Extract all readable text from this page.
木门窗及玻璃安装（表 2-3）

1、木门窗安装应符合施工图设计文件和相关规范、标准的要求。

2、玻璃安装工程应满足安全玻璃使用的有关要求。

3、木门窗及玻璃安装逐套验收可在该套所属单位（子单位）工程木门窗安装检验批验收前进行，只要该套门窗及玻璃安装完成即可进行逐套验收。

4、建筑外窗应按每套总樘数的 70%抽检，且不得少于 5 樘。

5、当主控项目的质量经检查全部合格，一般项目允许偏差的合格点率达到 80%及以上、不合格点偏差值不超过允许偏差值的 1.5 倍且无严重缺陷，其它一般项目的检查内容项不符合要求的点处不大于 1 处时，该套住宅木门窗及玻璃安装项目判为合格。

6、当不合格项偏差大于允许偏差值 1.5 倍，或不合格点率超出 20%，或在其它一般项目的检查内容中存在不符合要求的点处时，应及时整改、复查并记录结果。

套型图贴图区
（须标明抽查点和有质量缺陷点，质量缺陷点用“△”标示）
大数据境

● ● ●

### WHAT IS REQUIRED
Print the material once more, exactly.

### RESPONSE BELOW
Extract all readable text from this page.
木门窗及玻璃安装（表 2-3）

1、木门窗安装应符合施工图设计文件和相关规范、标准的要求。

2、玻璃安装工程应满足安全玻璃使用的有关要求。

3、木门窗及玻璃安装逐套验收可在该套所属单位（子单位）工程木门窗安装检验批验收前进行，只要该套门窗及玻璃安装完成即可进行逐套验收。

4、建筑外窗应按每套总樘数的 70%抽检，且不得少于 5 樘。

5、当主控项目的质量经检查全部合格，一般项目允许偏差的合格点率达到 80%及以上、不合格点偏差值不超过允许偏差值的 1.5 倍且无严重缺陷，其它一般项目的检查内容项不符合要求的点处不大于 1 处时，该套住宅木门窗及玻璃安装项目判为合格。

6、当不合格项偏差大于允许偏差值 1.5 倍，或不合格点率超出 20%，或在其它一般项目的检查内容中存在不符合要求的点处时，应及时整改、复查并记录结果。

套型图贴图区
（须标明抽查点和有质量缺陷点，质量缺陷点用“△”标示）
大数据境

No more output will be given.